Reproduce the listing below in full and without alteration, apart from its pictures.

** Start Materials provided **

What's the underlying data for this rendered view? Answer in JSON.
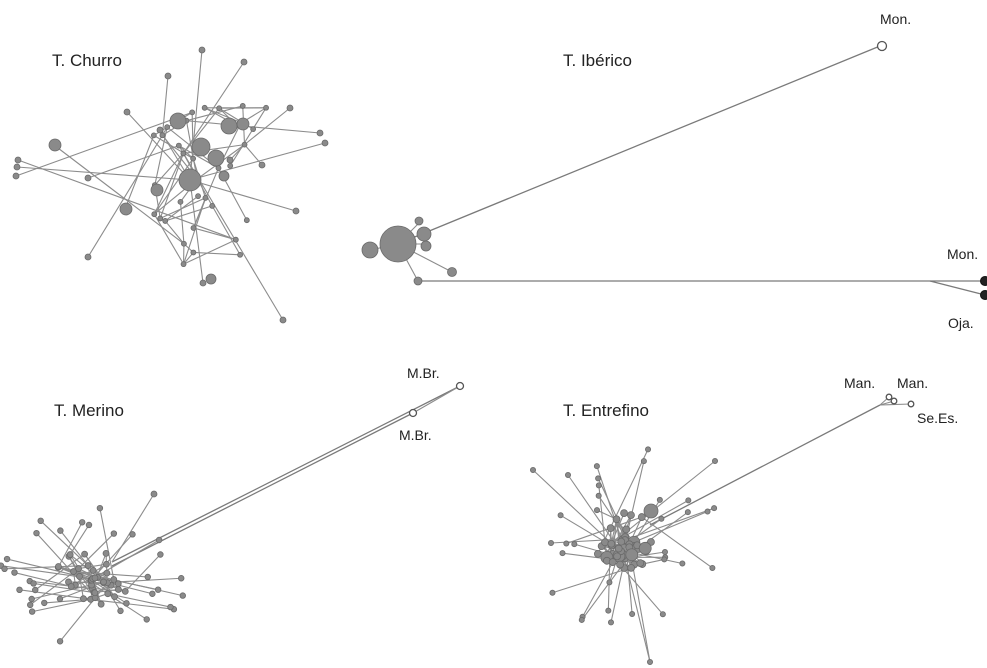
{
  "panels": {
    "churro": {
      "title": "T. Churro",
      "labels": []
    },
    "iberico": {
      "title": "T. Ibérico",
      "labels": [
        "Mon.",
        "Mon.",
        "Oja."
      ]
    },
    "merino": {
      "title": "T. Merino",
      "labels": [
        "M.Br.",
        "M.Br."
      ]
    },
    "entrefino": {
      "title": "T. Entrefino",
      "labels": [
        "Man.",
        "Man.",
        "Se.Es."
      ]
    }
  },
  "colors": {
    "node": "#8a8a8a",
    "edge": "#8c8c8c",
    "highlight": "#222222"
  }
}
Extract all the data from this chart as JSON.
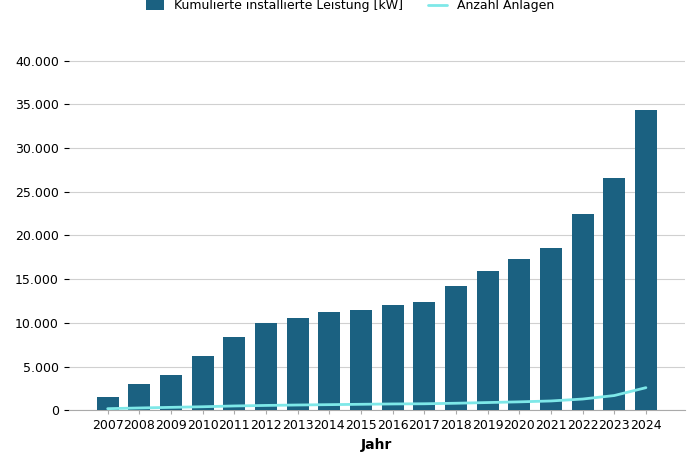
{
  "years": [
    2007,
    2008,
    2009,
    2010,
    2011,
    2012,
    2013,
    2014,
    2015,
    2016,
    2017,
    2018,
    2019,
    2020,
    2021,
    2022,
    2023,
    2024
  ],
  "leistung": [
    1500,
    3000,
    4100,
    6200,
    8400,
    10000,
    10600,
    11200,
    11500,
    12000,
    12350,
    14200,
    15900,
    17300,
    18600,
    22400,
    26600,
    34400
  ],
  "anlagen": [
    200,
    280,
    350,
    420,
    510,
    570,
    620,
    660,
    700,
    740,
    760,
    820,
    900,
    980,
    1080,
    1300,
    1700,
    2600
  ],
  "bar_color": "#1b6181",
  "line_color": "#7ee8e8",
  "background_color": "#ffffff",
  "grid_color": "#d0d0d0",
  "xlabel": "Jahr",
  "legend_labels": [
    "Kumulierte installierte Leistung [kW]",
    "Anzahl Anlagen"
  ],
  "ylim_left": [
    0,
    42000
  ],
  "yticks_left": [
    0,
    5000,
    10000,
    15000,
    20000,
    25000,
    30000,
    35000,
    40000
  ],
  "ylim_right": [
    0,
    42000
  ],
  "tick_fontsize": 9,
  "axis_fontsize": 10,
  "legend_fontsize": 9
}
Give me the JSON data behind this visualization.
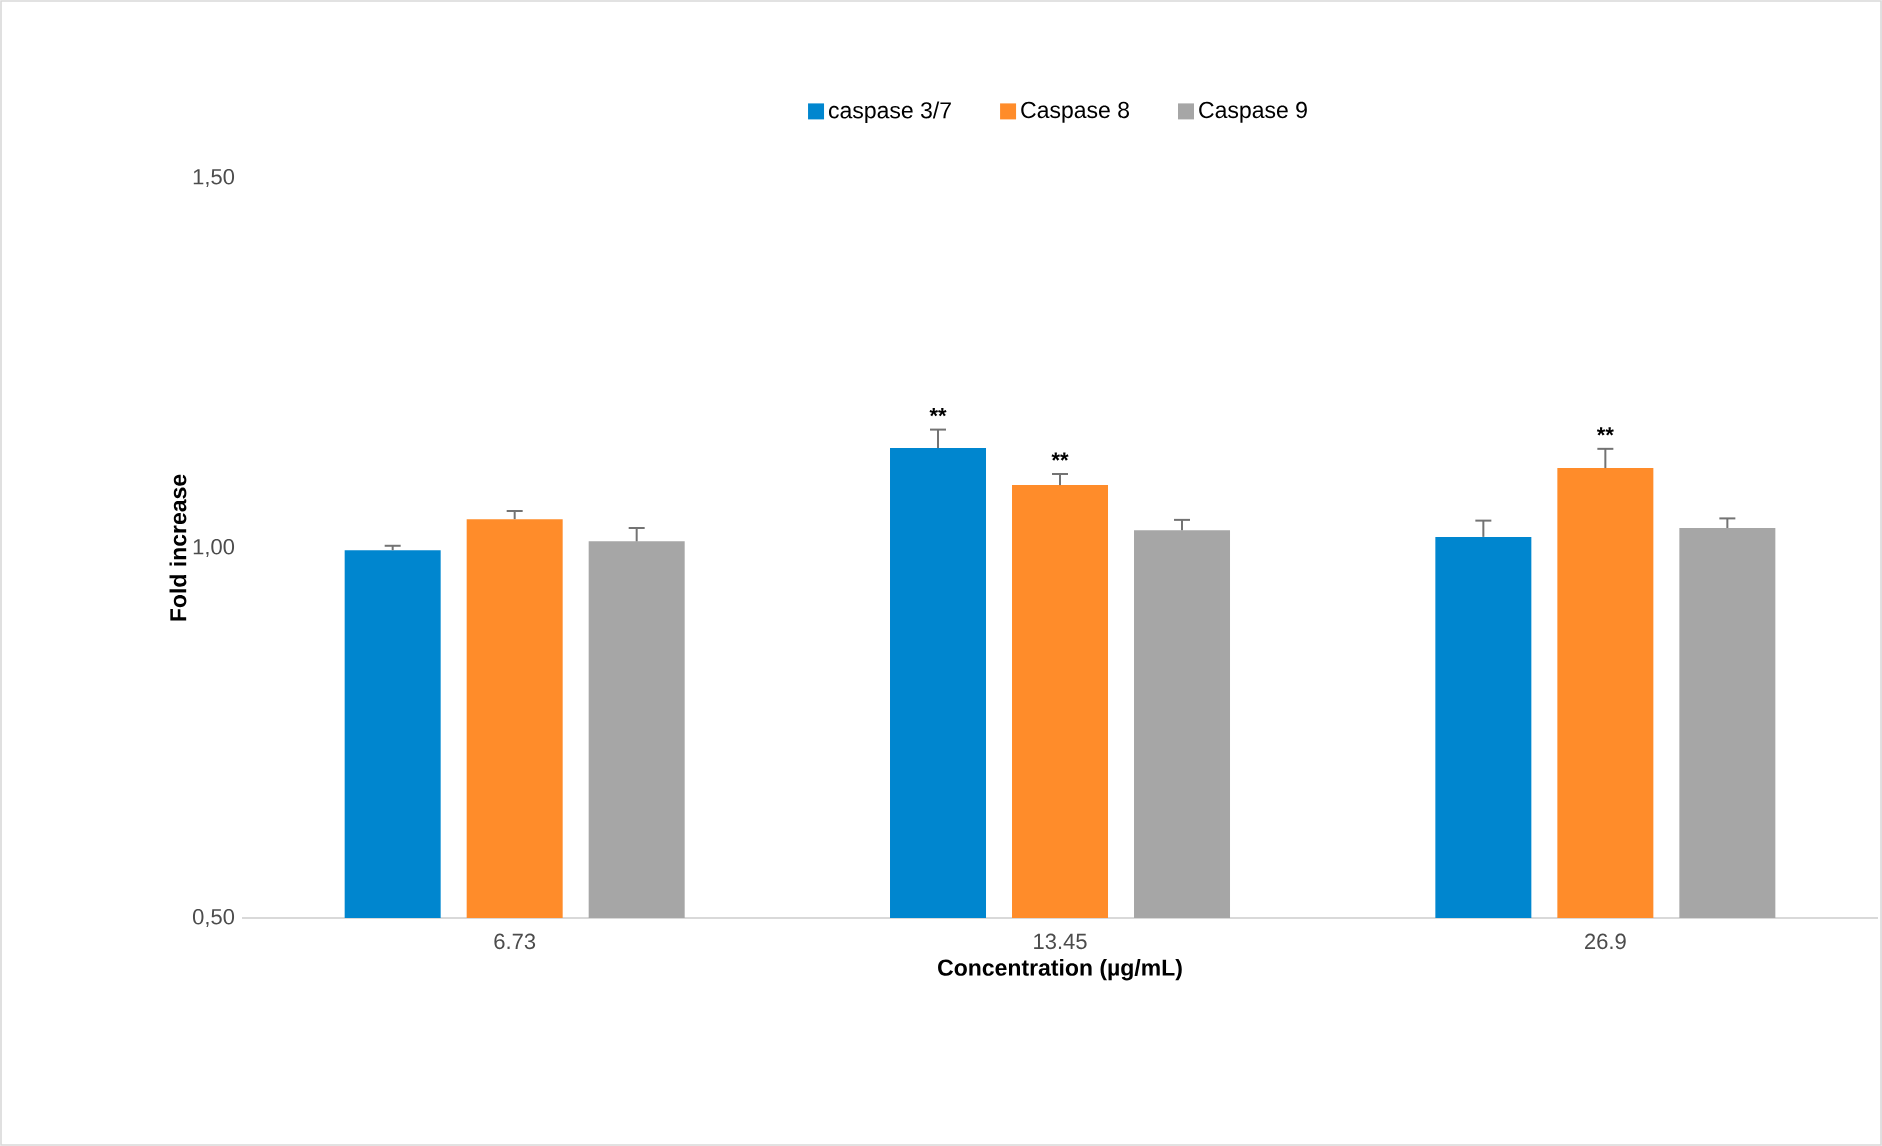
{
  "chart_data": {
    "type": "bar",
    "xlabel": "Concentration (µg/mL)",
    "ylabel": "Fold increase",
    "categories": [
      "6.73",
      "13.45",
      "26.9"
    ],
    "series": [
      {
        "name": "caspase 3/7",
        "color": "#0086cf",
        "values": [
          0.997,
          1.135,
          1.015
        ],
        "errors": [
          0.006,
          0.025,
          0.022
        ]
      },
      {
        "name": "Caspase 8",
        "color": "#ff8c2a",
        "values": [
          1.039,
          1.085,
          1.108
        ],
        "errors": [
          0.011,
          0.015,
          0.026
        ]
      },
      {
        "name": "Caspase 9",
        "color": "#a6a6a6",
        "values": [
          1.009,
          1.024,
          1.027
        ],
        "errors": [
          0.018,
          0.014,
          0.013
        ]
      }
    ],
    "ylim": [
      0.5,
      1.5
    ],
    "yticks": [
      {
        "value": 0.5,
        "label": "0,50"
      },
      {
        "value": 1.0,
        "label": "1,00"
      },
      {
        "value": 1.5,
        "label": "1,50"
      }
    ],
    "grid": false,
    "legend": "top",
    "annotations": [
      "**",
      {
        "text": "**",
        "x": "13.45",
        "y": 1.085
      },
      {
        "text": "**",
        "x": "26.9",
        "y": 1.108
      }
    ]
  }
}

** End Materials provided **

§ Result below
What's the underlying data for this rendered view? Answer in JSON.
{
  "panels": {
    "churro": {
      "title": "T. Churro",
      "labels": []
    },
    "iberico": {
      "title": "T. Ibérico",
      "labels": [
        "Mon.",
        "Mon.",
        "Oja."
      ]
    },
    "merino": {
      "title": "T. Merino",
      "labels": [
        "M.Br.",
        "M.Br."
      ]
    },
    "entrefino": {
      "title": "T. Entrefino",
      "labels": [
        "Man.",
        "Man.",
        "Se.Es."
      ]
    }
  },
  "colors": {
    "node": "#8a8a8a",
    "edge": "#8c8c8c",
    "highlight": "#222222"
  }
}
Extract all the data from this chart as JSON.
{
  "years": [
    2007,
    2008,
    2009,
    2010,
    2011,
    2012,
    2013,
    2014,
    2015,
    2016,
    2017,
    2018,
    2019,
    2020,
    2021,
    2022,
    2023,
    2024
  ],
  "leistung": [
    1500,
    3000,
    4100,
    6200,
    8400,
    10000,
    10600,
    11200,
    11500,
    12000,
    12350,
    14200,
    15900,
    17300,
    18600,
    22400,
    26600,
    34400
  ],
  "anlagen": [
    200,
    280,
    350,
    420,
    510,
    570,
    620,
    660,
    700,
    740,
    760,
    820,
    900,
    980,
    1080,
    1300,
    1700,
    2600
  ],
  "bar_color": "#1b6181",
  "line_color": "#7ee8e8",
  "background_color": "#ffffff",
  "grid_color": "#d0d0d0",
  "xlabel": "Jahr",
  "legend_labels": [
    "Kumulierte installierte Leistung [kW]",
    "Anzahl Anlagen"
  ],
  "ylim_left": [
    0,
    42000
  ],
  "yticks_left": [
    0,
    5000,
    10000,
    15000,
    20000,
    25000,
    30000,
    35000,
    40000
  ],
  "ylim_right": [
    0,
    42000
  ],
  "tick_fontsize": 9,
  "axis_fontsize": 10,
  "legend_fontsize": 9
}
Give me the JSON data behind this visualization.
{
  "chart_data": {
    "type": "bar",
    "xlabel": "Concentration (µg/mL)",
    "ylabel": "Fold increase",
    "categories": [
      "6.73",
      "13.45",
      "26.9"
    ],
    "series": [
      {
        "name": "caspase 3/7",
        "color": "#0086cf",
        "values": [
          0.997,
          1.135,
          1.015
        ],
        "errors": [
          0.006,
          0.025,
          0.022
        ]
      },
      {
        "name": "Caspase 8",
        "color": "#ff8c2a",
        "values": [
          1.039,
          1.085,
          1.108
        ],
        "errors": [
          0.011,
          0.015,
          0.026
        ]
      },
      {
        "name": "Caspase 9",
        "color": "#a6a6a6",
        "values": [
          1.009,
          1.024,
          1.027
        ],
        "errors": [
          0.018,
          0.014,
          0.013
        ]
      }
    ],
    "ylim": [
      0.5,
      1.5
    ],
    "yticks": [
      {
        "value": 0.5,
        "label": "0,50"
      },
      {
        "value": 1.0,
        "label": "1,00"
      },
      {
        "value": 1.5,
        "label": "1,50"
      }
    ],
    "grid": false,
    "legend": "top",
    "annotations": [
      "**",
      {
        "text": "**",
        "x": "13.45",
        "y": 1.085
      },
      {
        "text": "**",
        "x": "26.9",
        "y": 1.108
      }
    ]
  }
}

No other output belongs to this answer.